### What is being asked
Please write out every line of the records below without any changes, and leave the pictures out.
/---
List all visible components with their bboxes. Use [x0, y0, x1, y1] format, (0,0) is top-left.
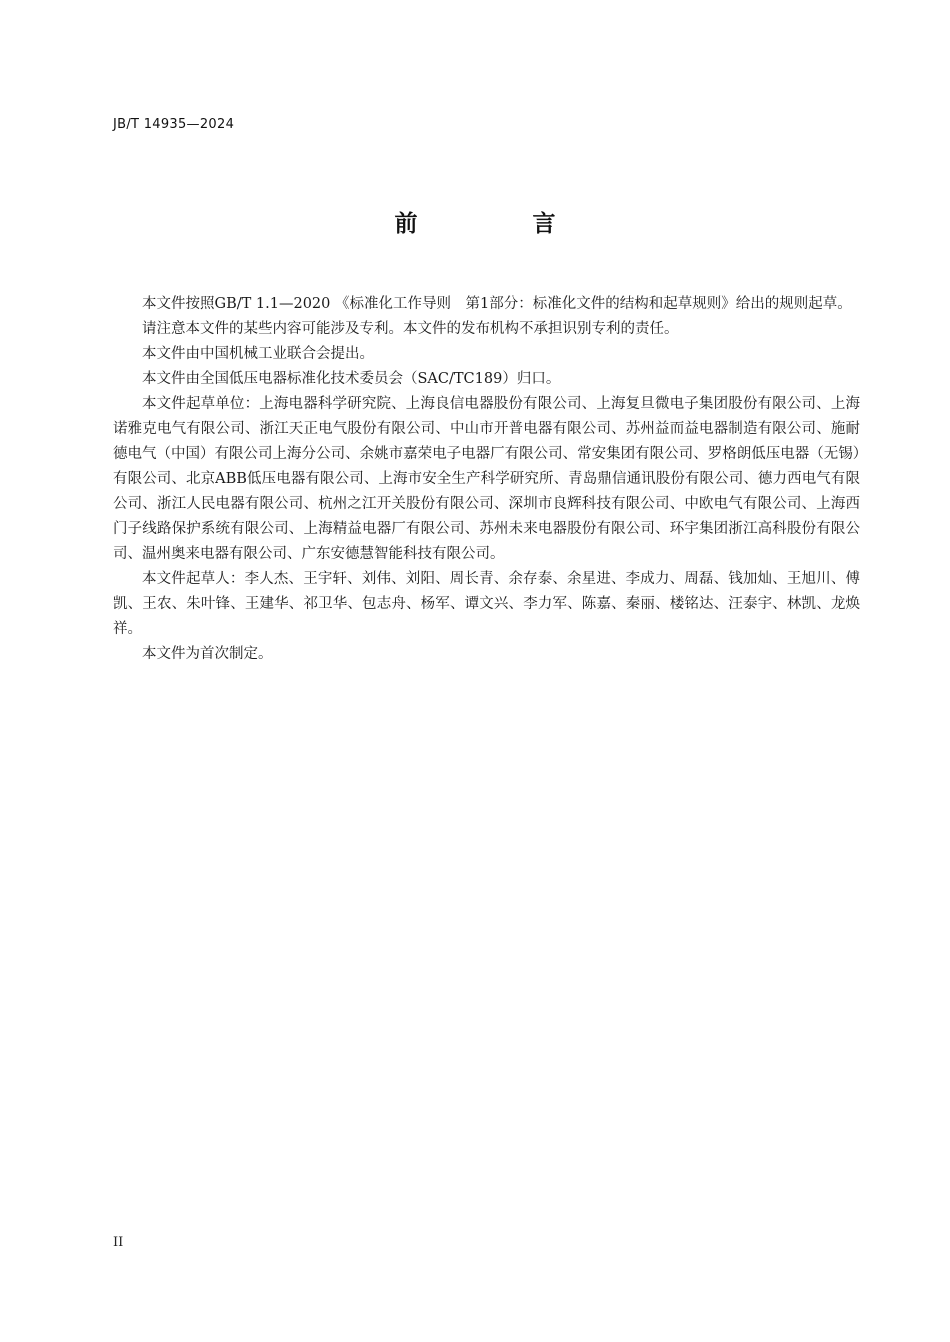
- paragraph-proposer: 本文件由中国机械工业联合会提出。: [142, 346, 374, 362]
- page-number: II: [113, 1235, 124, 1250]
- paragraph-drafting-units: 本文件起草单位：上海电器科学研究院、上海良信电器股份有限公司、上海复旦微电子集团股份有限公司、上海诺雅克电气有限公司、浙江天正电气股份有限公司、中山市开普电器有限公司、苏州益而益电器制造有限公司、施耐德电气（中国）有限公司上海分公司、余姚市嘉荣电子电器厂有限公司、常安集团有限公司、罗格朗低压电器（无锡）有限公司、北京ABB低压电器有限公司、上海市安全生产科学研究所、青岛鼎信通讯股份有限公司、德力西电气有限公司、浙江人民电器有限公司、杭州之江开关股份有限公司、深圳市良辉科技有限公司、中欧电气有限公司、上海西门子线路保护系统有限公司、上海精益电器厂有限公司、苏州未来电器股份有限公司、环宇集团浙江高科股份有限公司、温州奥来电器有限公司、广东安德慧智能科技有限公司。: [113, 396, 860, 562]
- paragraph-drafters: 本文件起草人：李人杰、王宇轩、刘伟、刘阳、周长青、余存泰、余星进、李成力、周磊、钱加灿、王旭川、傅凯、王农、朱叶锋、王建华、祁卫华、包志舟、杨军、谭文兴、李力军、陈嘉、秦丽、楼铭达、汪泰宇、林凯、龙焕祥。: [113, 571, 860, 637]
- paragraph-drafting-rules: 本文件按照GB/T 1.1—2020 《标准化工作导则 第1部分：标准化文件的结构和起草规则》给出的规则起草。: [142, 296, 852, 312]
- paragraph-committee: 本文件由全国低压电器标准化技术委员会（SAC/TC189）归口。: [142, 371, 561, 387]
- foreword-body: [113, 292, 860, 667]
- page-title: 前 言: [394, 211, 602, 237]
- paragraph-patent-notice: 请注意本文件的某些内容可能涉及专利。本文件的发布机构不承担识别专利的责任。: [142, 321, 679, 337]
- standard-code: JB/T 14935—2024: [113, 117, 235, 132]
- paragraph-first-edition: 本文件为首次制定。: [142, 646, 273, 662]
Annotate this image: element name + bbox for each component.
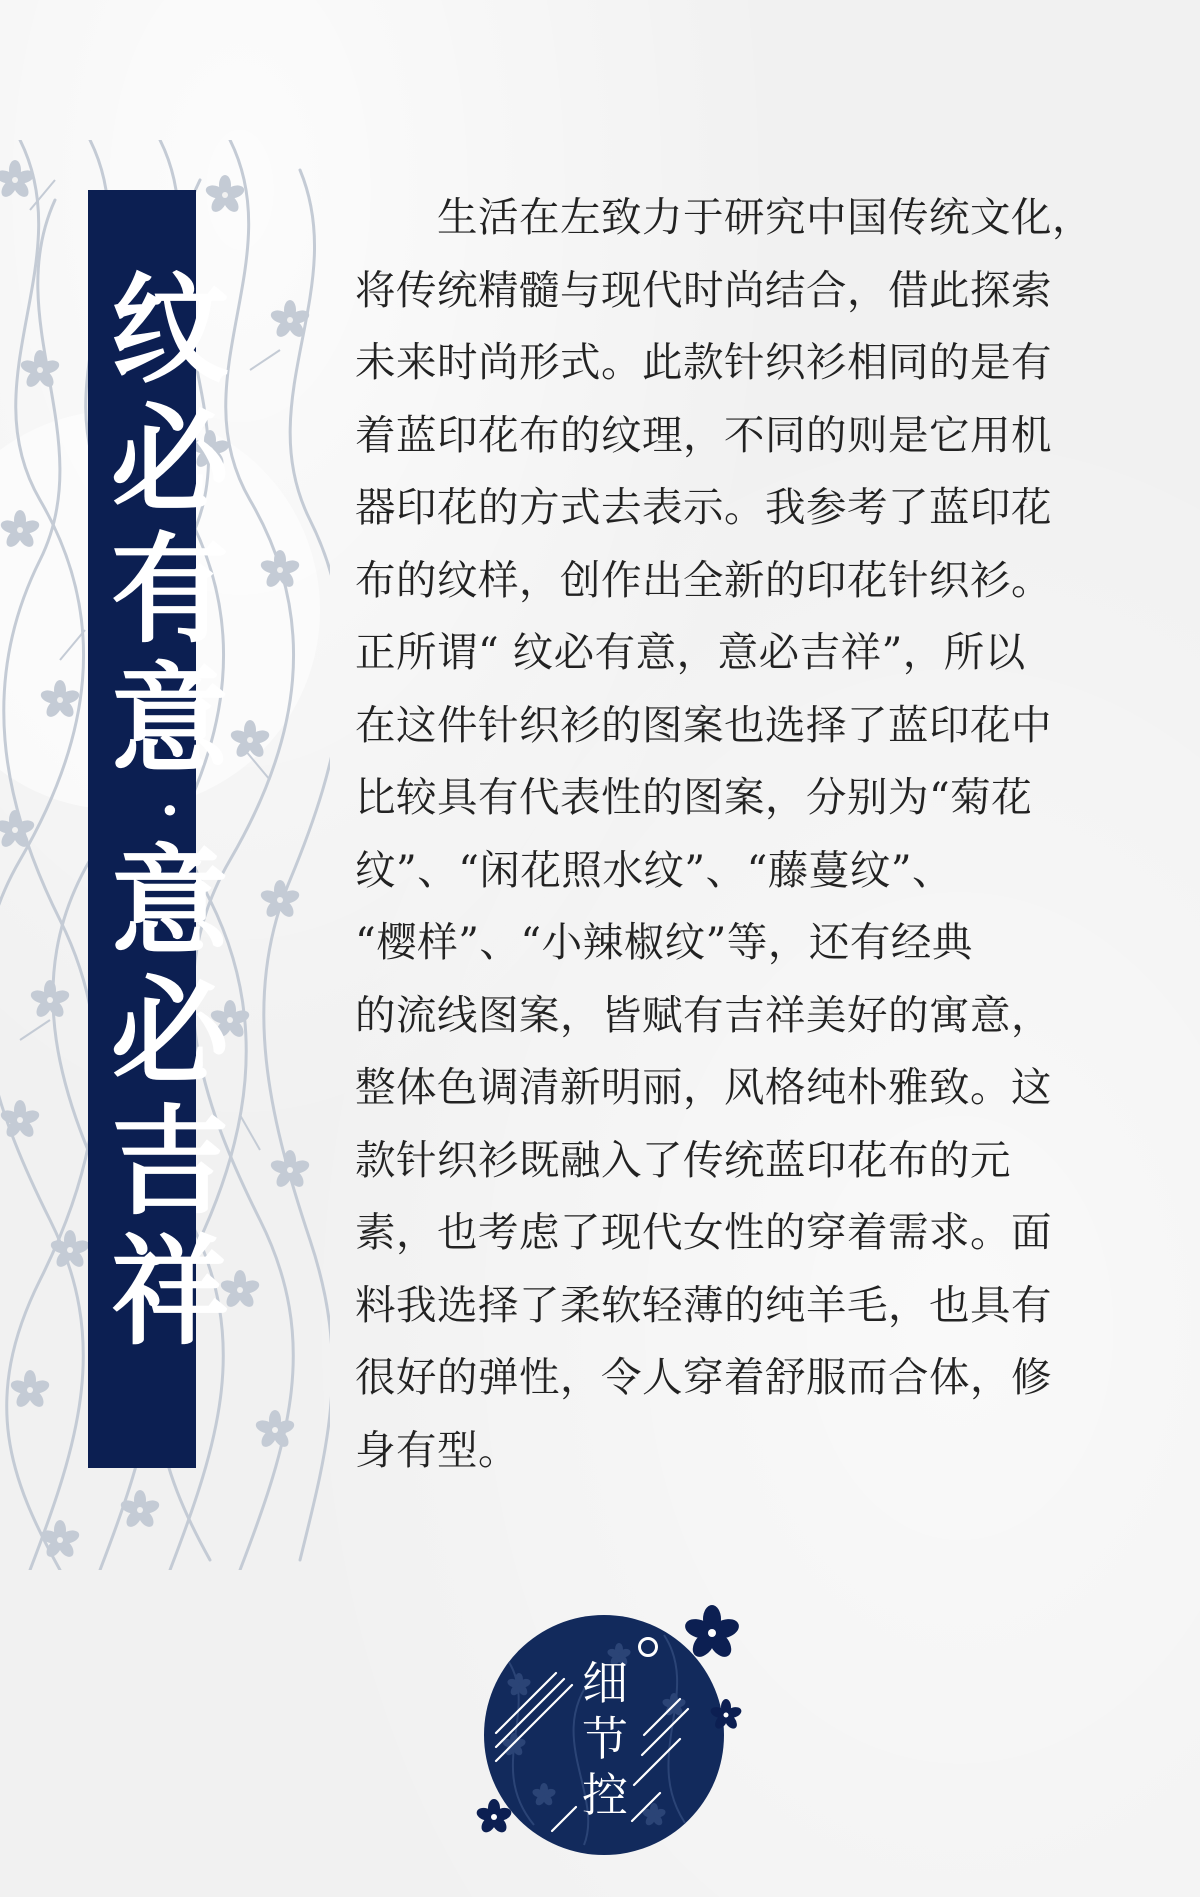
title-char: 意 [110, 650, 229, 789]
paragraph-line: 着蓝印花布的纹理，不同的则是它用机 [355, 410, 1052, 459]
paragraph-line: 将传统精髓与现代时尚结合，借此探索 [355, 265, 1052, 314]
paragraph-line: 款针织衫既融入了传统蓝印花布的元 [355, 1135, 1011, 1184]
paragraph-line: 比较具有代表性的图案，分别为“菊花 [355, 773, 1033, 821]
cherry-blossom-icon [484, 1615, 724, 1855]
paragraph-line: 未来时尚形式。此款针织衫相同的是有 [355, 338, 1052, 386]
paragraph-line: 生活在左致力于研究中国传统文化， [355, 193, 1093, 241]
title-char: 意 [110, 832, 229, 971]
paragraph-line: 布的纹样，创作出全新的印花针织衫。 [355, 555, 1052, 604]
badge-char: 细 [582, 1656, 628, 1710]
detail-badge [484, 1615, 724, 1855]
paragraph-line: 身有型。 [355, 1425, 519, 1474]
title-char: 吉 [110, 1092, 229, 1231]
paragraph-line: “樱样”、“小辣椒纹”等，还有经典 [355, 918, 973, 966]
paragraph-line: 的流线图案，皆赋有吉祥美好的寓意， [355, 990, 1052, 1039]
paragraph-line: 器印花的方式去表示。我参考了蓝印花 [355, 483, 1052, 531]
title-separator-dot: · [157, 764, 183, 857]
title-char: 纹 [110, 260, 229, 399]
paragraph-line: 正所谓“ 纹必有意，意必吉祥”，所以 [355, 628, 1026, 676]
description-paragraph [355, 181, 1135, 1486]
vertical-title [100, 260, 240, 1361]
paragraph-line: 素，也考虑了现代女性的穿着需求。面 [355, 1208, 1052, 1256]
badge-char: 控 [582, 1768, 628, 1822]
title-char: 有 [110, 520, 229, 659]
paragraph-line: 很好的弹性，令人穿着舒服而合体，修 [355, 1353, 1052, 1401]
title-char: 祥 [110, 1222, 229, 1361]
title-char: 必 [110, 390, 229, 529]
paragraph-line: 料我选择了柔软轻薄的纯羊毛，也具有 [355, 1280, 1052, 1329]
badge-char: 节 [582, 1712, 628, 1766]
title-char: 必 [110, 962, 229, 1101]
paragraph-line: 纹”、“闲花照水纹”、“藤蔓纹”、 [355, 845, 954, 894]
paragraph-line: 在这件针织衫的图案也选择了蓝印花中 [355, 700, 1052, 749]
paragraph-line: 整体色调清新明丽，风格纯朴雅致。这 [355, 1063, 1052, 1111]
\---
### Task result
List all visible components with their bboxes. Use [x0, y0, x1, y1] format, (0,0) is top-left.
- paragraph-proposer: 本文件由中国机械工业联合会提出。: [142, 346, 374, 362]
- page-number: II: [113, 1235, 124, 1250]
- paragraph-drafting-units: 本文件起草单位：上海电器科学研究院、上海良信电器股份有限公司、上海复旦微电子集团股份有限公司、上海诺雅克电气有限公司、浙江天正电气股份有限公司、中山市开普电器有限公司、苏州益而益电器制造有限公司、施耐德电气（中国）有限公司上海分公司、余姚市嘉荣电子电器厂有限公司、常安集团有限公司、罗格朗低压电器（无锡）有限公司、北京ABB低压电器有限公司、上海市安全生产科学研究所、青岛鼎信通讯股份有限公司、德力西电气有限公司、浙江人民电器有限公司、杭州之江开关股份有限公司、深圳市良辉科技有限公司、中欧电气有限公司、上海西门子线路保护系统有限公司、上海精益电器厂有限公司、苏州未来电器股份有限公司、环宇集团浙江高科股份有限公司、温州奥来电器有限公司、广东安德慧智能科技有限公司。: [113, 396, 860, 562]
- paragraph-drafters: 本文件起草人：李人杰、王宇轩、刘伟、刘阳、周长青、余存泰、余星进、李成力、周磊、钱加灿、王旭川、傅凯、王农、朱叶锋、王建华、祁卫华、包志舟、杨军、谭文兴、李力军、陈嘉、秦丽、楼铭达、汪泰宇、林凯、龙焕祥。: [113, 571, 860, 637]
- paragraph-drafting-rules: 本文件按照GB/T 1.1—2020 《标准化工作导则 第1部分：标准化文件的结构和起草规则》给出的规则起草。: [142, 296, 852, 312]
- paragraph-committee: 本文件由全国低压电器标准化技术委员会（SAC/TC189）归口。: [142, 371, 561, 387]
- foreword-body: [113, 292, 860, 667]
- page-title: 前 言: [394, 211, 602, 237]
- paragraph-patent-notice: 请注意本文件的某些内容可能涉及专利。本文件的发布机构不承担识别专利的责任。: [142, 321, 679, 337]
- standard-code: JB/T 14935—2024: [113, 117, 235, 132]
- paragraph-first-edition: 本文件为首次制定。: [142, 646, 273, 662]
Annotate this image: element name + bbox for each component.
title-char: 意 [110, 650, 229, 789]
paragraph-line: 着蓝印花布的纹理，不同的则是它用机 [355, 410, 1052, 459]
paragraph-line: 将传统精髓与现代时尚结合，借此探索 [355, 265, 1052, 314]
paragraph-line: 款针织衫既融入了传统蓝印花布的元 [355, 1135, 1011, 1184]
paragraph-line: 比较具有代表性的图案，分别为“菊花 [355, 773, 1033, 821]
cherry-blossom-icon [484, 1615, 724, 1855]
paragraph-line: 未来时尚形式。此款针织衫相同的是有 [355, 338, 1052, 386]
paragraph-line: 生活在左致力于研究中国传统文化， [355, 193, 1093, 241]
title-char: 意 [110, 832, 229, 971]
paragraph-line: 布的纹样，创作出全新的印花针织衫。 [355, 555, 1052, 604]
badge-char: 细 [582, 1656, 628, 1710]
detail-badge [484, 1615, 724, 1855]
paragraph-line: 身有型。 [355, 1425, 519, 1474]
title-char: 吉 [110, 1092, 229, 1231]
paragraph-line: “樱样”、“小辣椒纹”等，还有经典 [355, 918, 973, 966]
paragraph-line: 的流线图案，皆赋有吉祥美好的寓意， [355, 990, 1052, 1039]
paragraph-line: 器印花的方式去表示。我参考了蓝印花 [355, 483, 1052, 531]
title-separator-dot: · [157, 764, 183, 857]
title-char: 纹 [110, 260, 229, 399]
paragraph-line: 正所谓“ 纹必有意，意必吉祥”，所以 [355, 628, 1026, 676]
description-paragraph [355, 181, 1135, 1486]
vertical-title [100, 260, 240, 1361]
paragraph-line: 素，也考虑了现代女性的穿着需求。面 [355, 1208, 1052, 1256]
badge-char: 控 [582, 1768, 628, 1822]
title-char: 有 [110, 520, 229, 659]
paragraph-line: 很好的弹性，令人穿着舒服而合体，修 [355, 1353, 1052, 1401]
title-char: 祥 [110, 1222, 229, 1361]
title-char: 必 [110, 390, 229, 529]
paragraph-line: 料我选择了柔软轻薄的纯羊毛，也具有 [355, 1280, 1052, 1329]
badge-char: 节 [582, 1712, 628, 1766]
title-char: 必 [110, 962, 229, 1101]
paragraph-line: 纹”、“闲花照水纹”、“藤蔓纹”、 [355, 845, 954, 894]
paragraph-line: 在这件针织衫的图案也选择了蓝印花中 [355, 700, 1052, 749]
paragraph-line: 整体色调清新明丽，风格纯朴雅致。这 [355, 1063, 1052, 1111]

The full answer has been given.